-- START RECORD EXTRACTS --

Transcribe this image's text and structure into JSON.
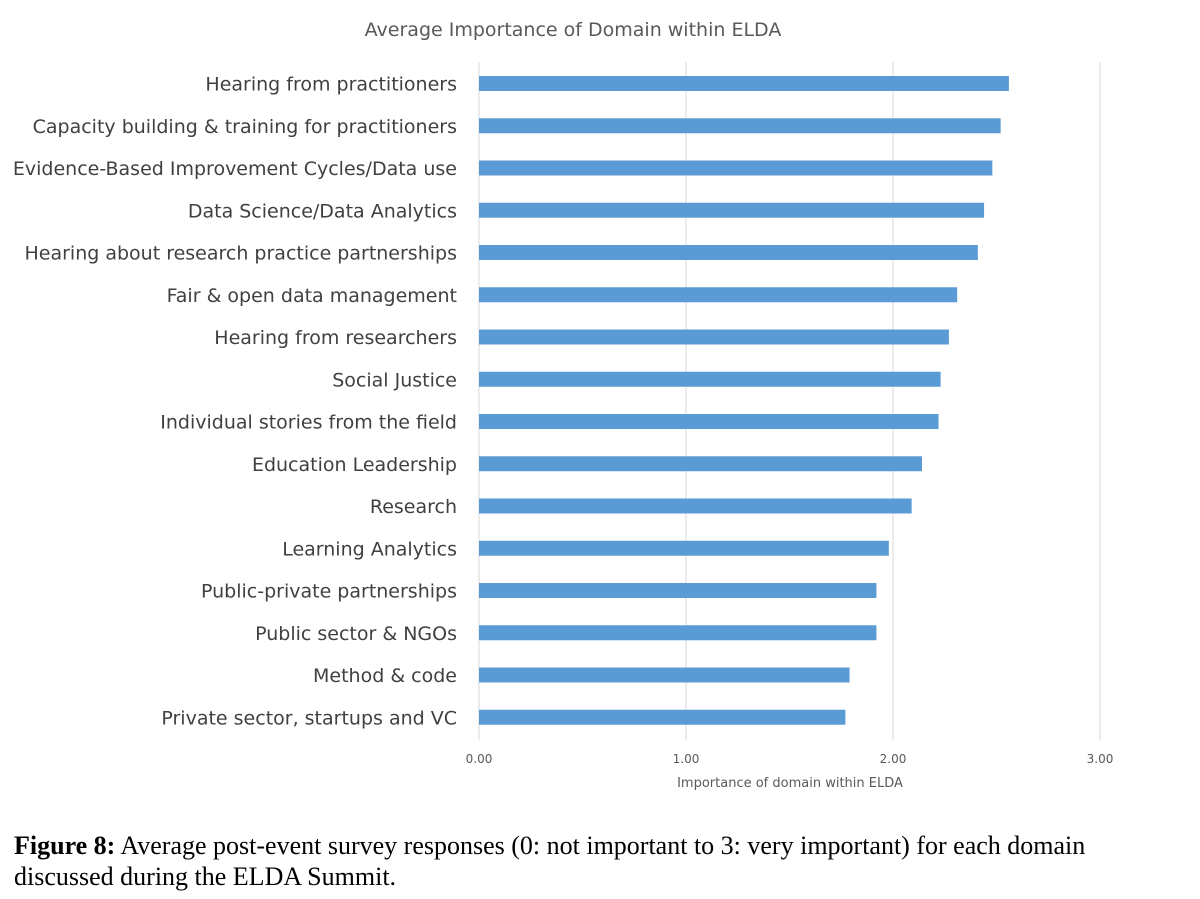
{
  "chart_data": {
    "type": "bar",
    "orientation": "horizontal",
    "title": "Average Importance of Domain within ELDA",
    "xlabel": "Importance of domain within ELDA",
    "ylabel": "",
    "xlim": [
      0,
      3
    ],
    "ticks": [
      0,
      1,
      2,
      3
    ],
    "tick_labels": [
      "0.00",
      "1.00",
      "2.00",
      "3.00"
    ],
    "grid": true,
    "legend": "none",
    "bar_color": "#5b9bd5",
    "categories": [
      "Hearing from practitioners",
      "Capacity building & training for practitioners",
      "Evidence-Based Improvement Cycles/Data use",
      "Data Science/Data Analytics",
      "Hearing about research practice partnerships",
      "Fair & open data management",
      "Hearing from researchers",
      "Social Justice",
      "Individual stories from the field",
      "Education Leadership",
      "Research",
      "Learning Analytics",
      "Public-private partnerships",
      "Public sector & NGOs",
      "Method & code",
      "Private sector, startups and VC"
    ],
    "values": [
      2.56,
      2.52,
      2.48,
      2.44,
      2.41,
      2.31,
      2.27,
      2.23,
      2.22,
      2.14,
      2.09,
      1.98,
      1.92,
      1.92,
      1.79,
      1.77
    ]
  },
  "caption": {
    "label": "Figure 8:",
    "text": " Average post-event survey responses (0: not important to 3: very important) for each domain discussed during the ELDA Summit."
  }
}
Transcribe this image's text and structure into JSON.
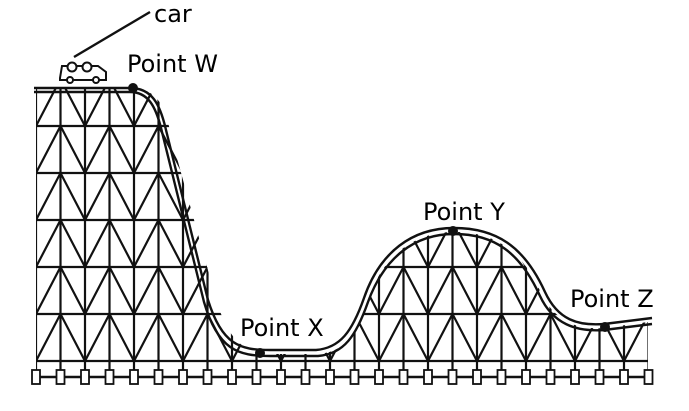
{
  "labels": {
    "car": "car",
    "point_w": "Point W",
    "point_x": "Point X",
    "point_y": "Point Y",
    "point_z": "Point Z"
  },
  "colors": {
    "ink": "#111111",
    "background": "#ffffff"
  }
}
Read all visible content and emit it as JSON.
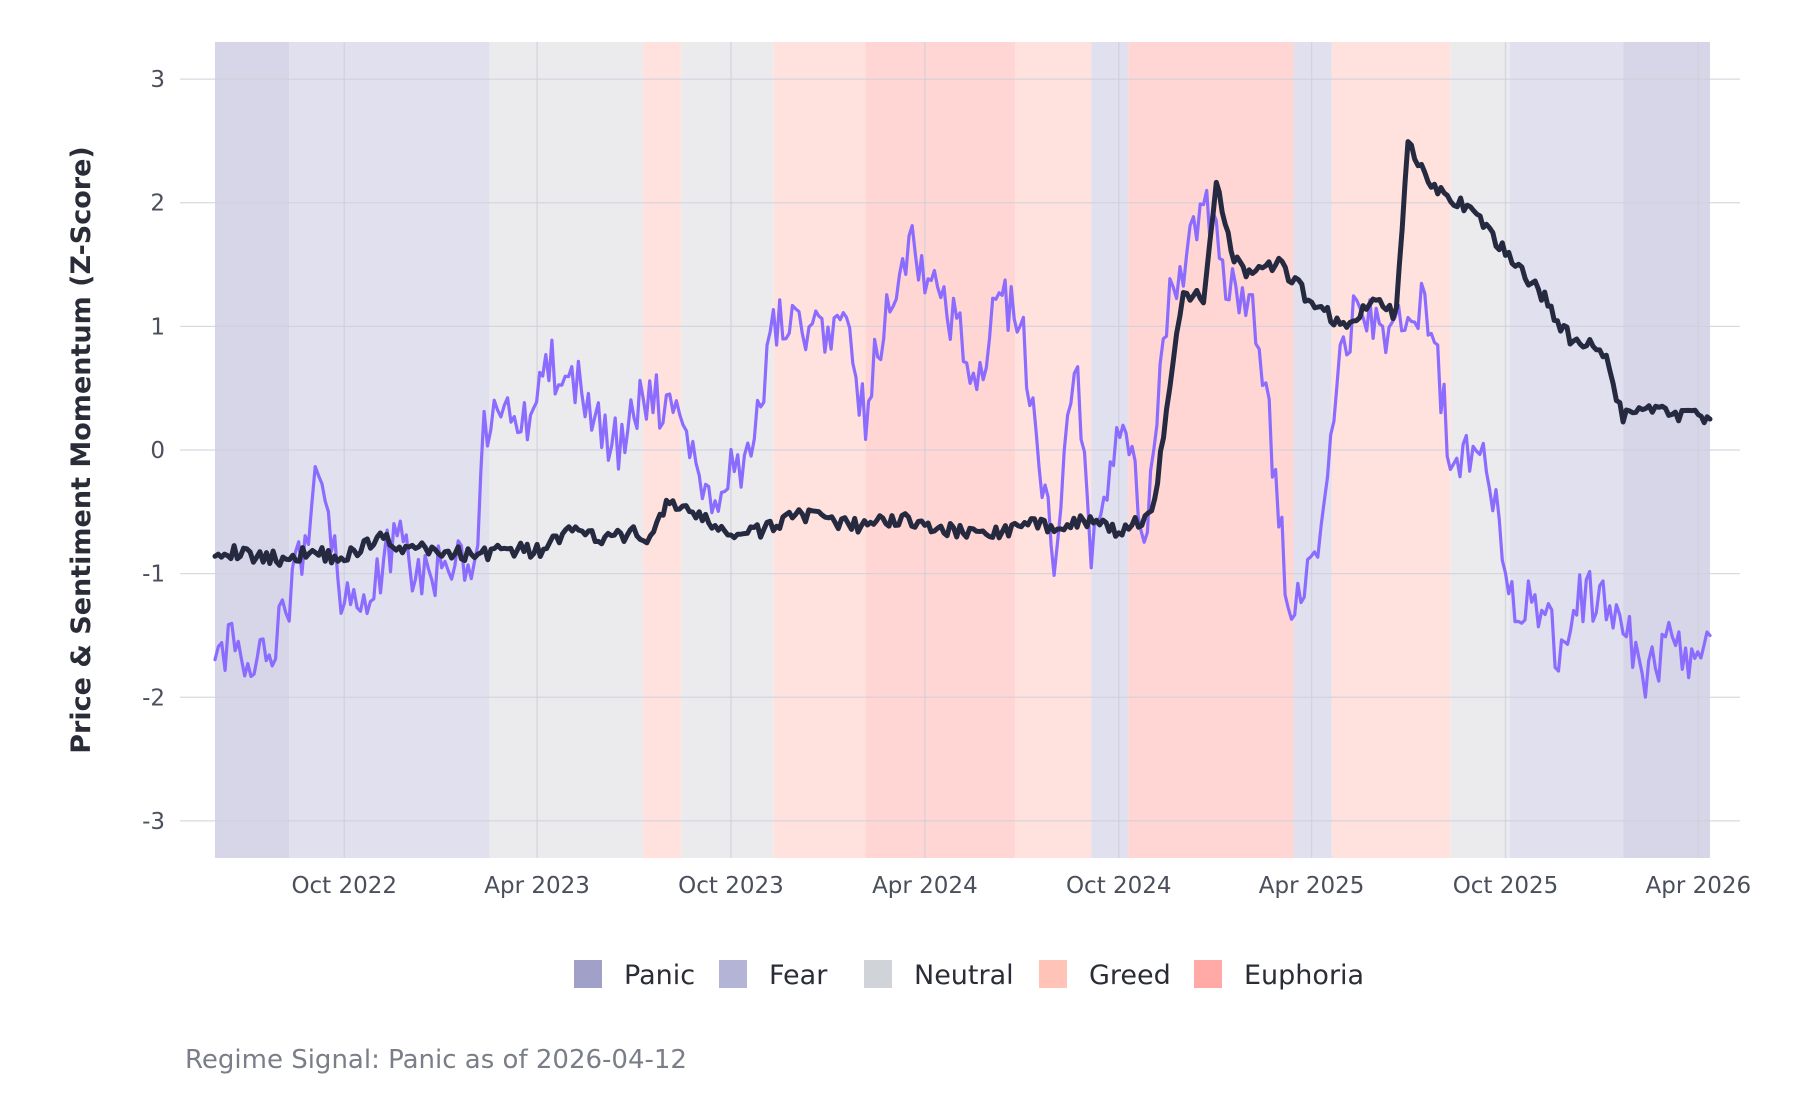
{
  "chart_data": {
    "type": "line",
    "title": "",
    "xlabel": "",
    "ylabel": "Price & Sentiment Momentum (Z-Score)",
    "caption": "Regime Signal: Panic as of 2026-04-12",
    "xlim": [
      "2022-06-01",
      "2026-04-12"
    ],
    "ylim": [
      -3.3,
      3.3
    ],
    "x_ticks": [
      "Oct 2022",
      "Apr 2023",
      "Oct 2023",
      "Apr 2024",
      "Oct 2024",
      "Apr 2025",
      "Oct 2025",
      "Apr 2026"
    ],
    "x_tick_dates": [
      "2022-10-01",
      "2023-04-01",
      "2023-10-01",
      "2024-04-01",
      "2024-10-01",
      "2025-04-01",
      "2025-10-01",
      "2026-04-01"
    ],
    "y_ticks": [
      "3",
      "2",
      "1",
      "0",
      "-1",
      "-2",
      "-3"
    ],
    "y_tick_values": [
      3,
      2,
      1,
      0,
      -1,
      -2,
      -3
    ],
    "grid": true,
    "legend_position": "bottom",
    "legend": [
      {
        "label": "Panic",
        "color": "#a0a0c8"
      },
      {
        "label": "Fear",
        "color": "#b4b4d6"
      },
      {
        "label": "Neutral",
        "color": "#d0d3d8"
      },
      {
        "label": "Greed",
        "color": "#ffc3b8"
      },
      {
        "label": "Euphoria",
        "color": "#ffaaa6"
      }
    ],
    "regime_colors": {
      "Panic": "#d6d6e8",
      "Fear": "#e0e0ee",
      "Neutral": "#ebebee",
      "Greed": "#ffe2de",
      "Euphoria": "#ffd6d3"
    },
    "regimes": [
      {
        "start": "2022-06-01",
        "end": "2022-08-10",
        "regime": "Panic"
      },
      {
        "start": "2022-08-10",
        "end": "2023-02-15",
        "regime": "Fear"
      },
      {
        "start": "2023-02-15",
        "end": "2023-07-10",
        "regime": "Neutral"
      },
      {
        "start": "2023-07-10",
        "end": "2023-08-15",
        "regime": "Greed"
      },
      {
        "start": "2023-08-15",
        "end": "2023-11-10",
        "regime": "Neutral"
      },
      {
        "start": "2023-11-10",
        "end": "2024-02-05",
        "regime": "Greed"
      },
      {
        "start": "2024-02-05",
        "end": "2024-06-25",
        "regime": "Euphoria"
      },
      {
        "start": "2024-06-25",
        "end": "2024-09-05",
        "regime": "Greed"
      },
      {
        "start": "2024-09-05",
        "end": "2024-10-10",
        "regime": "Fear"
      },
      {
        "start": "2024-10-10",
        "end": "2025-03-15",
        "regime": "Euphoria"
      },
      {
        "start": "2025-03-15",
        "end": "2025-04-20",
        "regime": "Fear"
      },
      {
        "start": "2025-04-20",
        "end": "2025-08-10",
        "regime": "Greed"
      },
      {
        "start": "2025-08-10",
        "end": "2025-10-05",
        "regime": "Neutral"
      },
      {
        "start": "2025-10-05",
        "end": "2026-01-20",
        "regime": "Fear"
      },
      {
        "start": "2026-01-20",
        "end": "2026-04-12",
        "regime": "Panic"
      }
    ],
    "series": [
      {
        "color": "#262a40",
        "x": [
          "2022-06-01",
          "2022-07-01",
          "2022-08-01",
          "2022-09-01",
          "2022-10-01",
          "2022-11-01",
          "2022-12-01",
          "2023-01-01",
          "2023-02-01",
          "2023-03-01",
          "2023-04-01",
          "2023-05-01",
          "2023-06-01",
          "2023-07-01",
          "2023-07-20",
          "2023-08-01",
          "2023-09-01",
          "2023-10-01",
          "2023-11-01",
          "2023-12-01",
          "2024-01-01",
          "2024-02-01",
          "2024-03-01",
          "2024-04-01",
          "2024-05-01",
          "2024-06-01",
          "2024-07-01",
          "2024-08-01",
          "2024-09-01",
          "2024-10-01",
          "2024-11-01",
          "2024-11-15",
          "2024-12-01",
          "2024-12-20",
          "2025-01-01",
          "2025-01-15",
          "2025-02-01",
          "2025-03-01",
          "2025-04-01",
          "2025-05-01",
          "2025-06-01",
          "2025-06-20",
          "2025-07-01",
          "2025-07-20",
          "2025-08-01",
          "2025-09-01",
          "2025-10-01",
          "2025-11-01",
          "2025-12-01",
          "2026-01-01",
          "2026-01-20",
          "2026-02-01",
          "2026-03-01",
          "2026-04-01",
          "2026-04-12"
        ],
        "y": [
          -0.8,
          -0.85,
          -0.88,
          -0.82,
          -0.88,
          -0.7,
          -0.8,
          -0.82,
          -0.85,
          -0.8,
          -0.82,
          -0.66,
          -0.72,
          -0.68,
          -0.7,
          -0.4,
          -0.55,
          -0.68,
          -0.66,
          -0.5,
          -0.58,
          -0.62,
          -0.55,
          -0.6,
          -0.66,
          -0.68,
          -0.62,
          -0.6,
          -0.58,
          -0.66,
          -0.55,
          0.3,
          1.3,
          1.2,
          2.2,
          1.6,
          1.4,
          1.5,
          1.2,
          1.0,
          1.2,
          1.1,
          2.5,
          2.2,
          2.1,
          1.9,
          1.6,
          1.3,
          0.9,
          0.8,
          0.25,
          0.35,
          0.3,
          0.28,
          0.25
        ]
      },
      {
        "color": "#8b6cff",
        "x": [
          "2022-06-01",
          "2022-06-20",
          "2022-07-05",
          "2022-07-25",
          "2022-08-10",
          "2022-08-25",
          "2022-09-10",
          "2022-09-25",
          "2022-10-10",
          "2022-11-01",
          "2022-11-20",
          "2022-12-10",
          "2023-01-01",
          "2023-02-01",
          "2023-02-10",
          "2023-03-01",
          "2023-03-20",
          "2023-04-15",
          "2023-05-10",
          "2023-06-01",
          "2023-06-20",
          "2023-07-10",
          "2023-08-01",
          "2023-08-20",
          "2023-09-10",
          "2023-10-01",
          "2023-10-20",
          "2023-11-10",
          "2023-12-01",
          "2023-12-20",
          "2024-01-15",
          "2024-02-05",
          "2024-02-25",
          "2024-03-20",
          "2024-04-10",
          "2024-05-01",
          "2024-05-20",
          "2024-06-10",
          "2024-06-30",
          "2024-07-15",
          "2024-08-01",
          "2024-08-20",
          "2024-09-05",
          "2024-09-20",
          "2024-10-05",
          "2024-10-25",
          "2024-11-15",
          "2024-12-01",
          "2024-12-20",
          "2025-01-10",
          "2025-02-01",
          "2025-02-20",
          "2025-03-10",
          "2025-03-25",
          "2025-04-10",
          "2025-05-01",
          "2025-05-20",
          "2025-06-10",
          "2025-07-01",
          "2025-07-20",
          "2025-08-10",
          "2025-08-25",
          "2025-09-10",
          "2025-09-25",
          "2025-10-10",
          "2025-11-01",
          "2025-11-20",
          "2025-12-10",
          "2026-01-01",
          "2026-01-20",
          "2026-02-10",
          "2026-03-01",
          "2026-03-20",
          "2026-04-12"
        ],
        "y": [
          -1.7,
          -1.6,
          -1.8,
          -1.6,
          -1.2,
          -0.7,
          -0.1,
          -1.1,
          -1.2,
          -1.1,
          -0.6,
          -1.1,
          -0.9,
          -1.0,
          0.1,
          0.4,
          0.2,
          0.7,
          0.5,
          0.2,
          0.0,
          0.5,
          0.3,
          0.2,
          -0.4,
          -0.2,
          0.0,
          1.0,
          1.1,
          0.9,
          1.0,
          0.3,
          1.2,
          1.6,
          1.4,
          1.0,
          0.6,
          1.2,
          1.1,
          0.0,
          -0.9,
          0.8,
          -0.8,
          -0.3,
          0.3,
          -0.7,
          1.1,
          1.5,
          2.0,
          1.4,
          1.2,
          0.2,
          -1.2,
          -1.0,
          -0.8,
          0.9,
          1.2,
          0.9,
          1.2,
          1.1,
          0.0,
          -0.1,
          0.2,
          -0.7,
          -1.2,
          -1.3,
          -1.6,
          -1.2,
          -1.2,
          -1.4,
          -1.8,
          -1.6,
          -1.7,
          -1.5
        ]
      }
    ]
  }
}
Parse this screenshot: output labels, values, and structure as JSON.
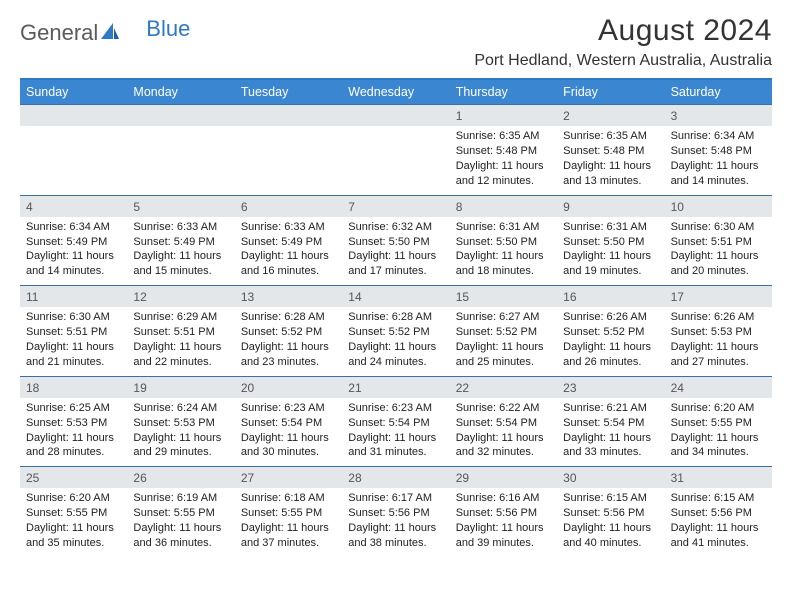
{
  "brand": {
    "part1": "General",
    "part2": "Blue"
  },
  "title": {
    "month": "August 2024",
    "location": "Port Hedland, Western Australia, Australia"
  },
  "colors": {
    "header_bg": "#3a86d1",
    "header_text": "#ffffff",
    "rule": "#3a6ea5",
    "daynum_bg": "#e4e7ea",
    "brand_accent": "#2f78c4"
  },
  "dayNames": [
    "Sunday",
    "Monday",
    "Tuesday",
    "Wednesday",
    "Thursday",
    "Friday",
    "Saturday"
  ],
  "sunrise_prefix": "Sunrise: ",
  "sunset_prefix": "Sunset: ",
  "daylight_prefix": "Daylight: ",
  "weeks": [
    [
      {
        "n": "",
        "sr": "",
        "ss": "",
        "dl": ""
      },
      {
        "n": "",
        "sr": "",
        "ss": "",
        "dl": ""
      },
      {
        "n": "",
        "sr": "",
        "ss": "",
        "dl": ""
      },
      {
        "n": "",
        "sr": "",
        "ss": "",
        "dl": ""
      },
      {
        "n": "1",
        "sr": "6:35 AM",
        "ss": "5:48 PM",
        "dl": "11 hours and 12 minutes."
      },
      {
        "n": "2",
        "sr": "6:35 AM",
        "ss": "5:48 PM",
        "dl": "11 hours and 13 minutes."
      },
      {
        "n": "3",
        "sr": "6:34 AM",
        "ss": "5:48 PM",
        "dl": "11 hours and 14 minutes."
      }
    ],
    [
      {
        "n": "4",
        "sr": "6:34 AM",
        "ss": "5:49 PM",
        "dl": "11 hours and 14 minutes."
      },
      {
        "n": "5",
        "sr": "6:33 AM",
        "ss": "5:49 PM",
        "dl": "11 hours and 15 minutes."
      },
      {
        "n": "6",
        "sr": "6:33 AM",
        "ss": "5:49 PM",
        "dl": "11 hours and 16 minutes."
      },
      {
        "n": "7",
        "sr": "6:32 AM",
        "ss": "5:50 PM",
        "dl": "11 hours and 17 minutes."
      },
      {
        "n": "8",
        "sr": "6:31 AM",
        "ss": "5:50 PM",
        "dl": "11 hours and 18 minutes."
      },
      {
        "n": "9",
        "sr": "6:31 AM",
        "ss": "5:50 PM",
        "dl": "11 hours and 19 minutes."
      },
      {
        "n": "10",
        "sr": "6:30 AM",
        "ss": "5:51 PM",
        "dl": "11 hours and 20 minutes."
      }
    ],
    [
      {
        "n": "11",
        "sr": "6:30 AM",
        "ss": "5:51 PM",
        "dl": "11 hours and 21 minutes."
      },
      {
        "n": "12",
        "sr": "6:29 AM",
        "ss": "5:51 PM",
        "dl": "11 hours and 22 minutes."
      },
      {
        "n": "13",
        "sr": "6:28 AM",
        "ss": "5:52 PM",
        "dl": "11 hours and 23 minutes."
      },
      {
        "n": "14",
        "sr": "6:28 AM",
        "ss": "5:52 PM",
        "dl": "11 hours and 24 minutes."
      },
      {
        "n": "15",
        "sr": "6:27 AM",
        "ss": "5:52 PM",
        "dl": "11 hours and 25 minutes."
      },
      {
        "n": "16",
        "sr": "6:26 AM",
        "ss": "5:52 PM",
        "dl": "11 hours and 26 minutes."
      },
      {
        "n": "17",
        "sr": "6:26 AM",
        "ss": "5:53 PM",
        "dl": "11 hours and 27 minutes."
      }
    ],
    [
      {
        "n": "18",
        "sr": "6:25 AM",
        "ss": "5:53 PM",
        "dl": "11 hours and 28 minutes."
      },
      {
        "n": "19",
        "sr": "6:24 AM",
        "ss": "5:53 PM",
        "dl": "11 hours and 29 minutes."
      },
      {
        "n": "20",
        "sr": "6:23 AM",
        "ss": "5:54 PM",
        "dl": "11 hours and 30 minutes."
      },
      {
        "n": "21",
        "sr": "6:23 AM",
        "ss": "5:54 PM",
        "dl": "11 hours and 31 minutes."
      },
      {
        "n": "22",
        "sr": "6:22 AM",
        "ss": "5:54 PM",
        "dl": "11 hours and 32 minutes."
      },
      {
        "n": "23",
        "sr": "6:21 AM",
        "ss": "5:54 PM",
        "dl": "11 hours and 33 minutes."
      },
      {
        "n": "24",
        "sr": "6:20 AM",
        "ss": "5:55 PM",
        "dl": "11 hours and 34 minutes."
      }
    ],
    [
      {
        "n": "25",
        "sr": "6:20 AM",
        "ss": "5:55 PM",
        "dl": "11 hours and 35 minutes."
      },
      {
        "n": "26",
        "sr": "6:19 AM",
        "ss": "5:55 PM",
        "dl": "11 hours and 36 minutes."
      },
      {
        "n": "27",
        "sr": "6:18 AM",
        "ss": "5:55 PM",
        "dl": "11 hours and 37 minutes."
      },
      {
        "n": "28",
        "sr": "6:17 AM",
        "ss": "5:56 PM",
        "dl": "11 hours and 38 minutes."
      },
      {
        "n": "29",
        "sr": "6:16 AM",
        "ss": "5:56 PM",
        "dl": "11 hours and 39 minutes."
      },
      {
        "n": "30",
        "sr": "6:15 AM",
        "ss": "5:56 PM",
        "dl": "11 hours and 40 minutes."
      },
      {
        "n": "31",
        "sr": "6:15 AM",
        "ss": "5:56 PM",
        "dl": "11 hours and 41 minutes."
      }
    ]
  ]
}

-- END RECORD EXTRACTS --

▶ **BRIEF**: Report the number of lines in the entries above that include the word "from" and add nothing to it.

▶ **ANSWER IN FULL**: 3